(Records that describe figures)

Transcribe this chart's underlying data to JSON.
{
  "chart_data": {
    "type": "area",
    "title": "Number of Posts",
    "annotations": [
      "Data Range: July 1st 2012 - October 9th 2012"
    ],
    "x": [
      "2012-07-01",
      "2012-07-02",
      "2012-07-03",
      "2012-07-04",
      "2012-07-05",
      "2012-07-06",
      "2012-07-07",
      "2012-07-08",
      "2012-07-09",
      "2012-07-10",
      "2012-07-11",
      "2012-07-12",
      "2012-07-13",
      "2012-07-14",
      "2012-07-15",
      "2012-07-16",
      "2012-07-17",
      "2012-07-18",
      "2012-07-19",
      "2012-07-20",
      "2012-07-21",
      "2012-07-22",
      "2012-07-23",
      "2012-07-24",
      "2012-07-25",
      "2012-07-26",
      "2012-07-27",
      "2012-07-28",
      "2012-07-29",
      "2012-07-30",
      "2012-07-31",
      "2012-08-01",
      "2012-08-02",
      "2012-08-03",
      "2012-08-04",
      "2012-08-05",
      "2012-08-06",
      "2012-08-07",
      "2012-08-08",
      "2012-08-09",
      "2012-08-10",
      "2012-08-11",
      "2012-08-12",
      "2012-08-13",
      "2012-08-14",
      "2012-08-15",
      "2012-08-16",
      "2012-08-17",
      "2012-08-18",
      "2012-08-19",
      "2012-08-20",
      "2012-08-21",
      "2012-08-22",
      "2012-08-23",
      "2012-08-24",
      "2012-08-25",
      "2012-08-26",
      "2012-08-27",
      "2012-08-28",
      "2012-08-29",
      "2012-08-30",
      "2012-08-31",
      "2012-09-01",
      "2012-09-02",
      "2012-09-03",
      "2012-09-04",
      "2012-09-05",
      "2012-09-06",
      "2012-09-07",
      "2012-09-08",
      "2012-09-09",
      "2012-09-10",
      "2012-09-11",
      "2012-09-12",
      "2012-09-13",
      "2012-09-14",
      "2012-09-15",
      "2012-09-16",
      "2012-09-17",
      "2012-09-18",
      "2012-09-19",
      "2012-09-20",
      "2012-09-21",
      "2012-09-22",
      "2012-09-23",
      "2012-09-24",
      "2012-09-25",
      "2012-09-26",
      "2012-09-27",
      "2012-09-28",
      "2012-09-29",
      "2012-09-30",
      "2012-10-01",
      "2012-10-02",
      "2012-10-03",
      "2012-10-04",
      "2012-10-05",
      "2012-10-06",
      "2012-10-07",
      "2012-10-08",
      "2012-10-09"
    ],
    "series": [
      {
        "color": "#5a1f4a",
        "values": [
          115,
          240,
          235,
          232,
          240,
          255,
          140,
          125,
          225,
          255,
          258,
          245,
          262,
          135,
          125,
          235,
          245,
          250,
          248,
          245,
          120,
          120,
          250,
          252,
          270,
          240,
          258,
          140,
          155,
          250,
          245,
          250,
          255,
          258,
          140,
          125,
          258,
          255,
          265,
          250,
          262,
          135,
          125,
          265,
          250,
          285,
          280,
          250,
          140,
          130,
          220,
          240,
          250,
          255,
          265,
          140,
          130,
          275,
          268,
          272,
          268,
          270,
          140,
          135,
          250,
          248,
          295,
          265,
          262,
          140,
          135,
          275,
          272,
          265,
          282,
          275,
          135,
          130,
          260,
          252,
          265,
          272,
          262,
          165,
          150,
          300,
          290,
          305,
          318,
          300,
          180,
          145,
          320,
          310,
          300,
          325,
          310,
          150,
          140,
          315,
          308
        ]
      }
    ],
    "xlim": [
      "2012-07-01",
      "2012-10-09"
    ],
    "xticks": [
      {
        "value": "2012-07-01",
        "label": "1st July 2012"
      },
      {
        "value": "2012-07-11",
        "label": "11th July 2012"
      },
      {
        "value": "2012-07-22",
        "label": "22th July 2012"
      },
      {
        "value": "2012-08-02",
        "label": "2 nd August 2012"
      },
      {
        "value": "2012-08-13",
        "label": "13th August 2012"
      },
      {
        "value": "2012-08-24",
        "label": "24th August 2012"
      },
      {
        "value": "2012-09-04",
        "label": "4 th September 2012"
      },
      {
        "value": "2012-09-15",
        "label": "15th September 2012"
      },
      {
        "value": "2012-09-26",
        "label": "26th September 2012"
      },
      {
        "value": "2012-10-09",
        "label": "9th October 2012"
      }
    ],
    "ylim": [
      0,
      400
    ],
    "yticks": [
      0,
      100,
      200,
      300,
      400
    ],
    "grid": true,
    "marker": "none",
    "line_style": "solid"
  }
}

* TASK DETAILS
State the number of lines that contain the string "label", with no other words.

* WRITTEN RESPONSE
10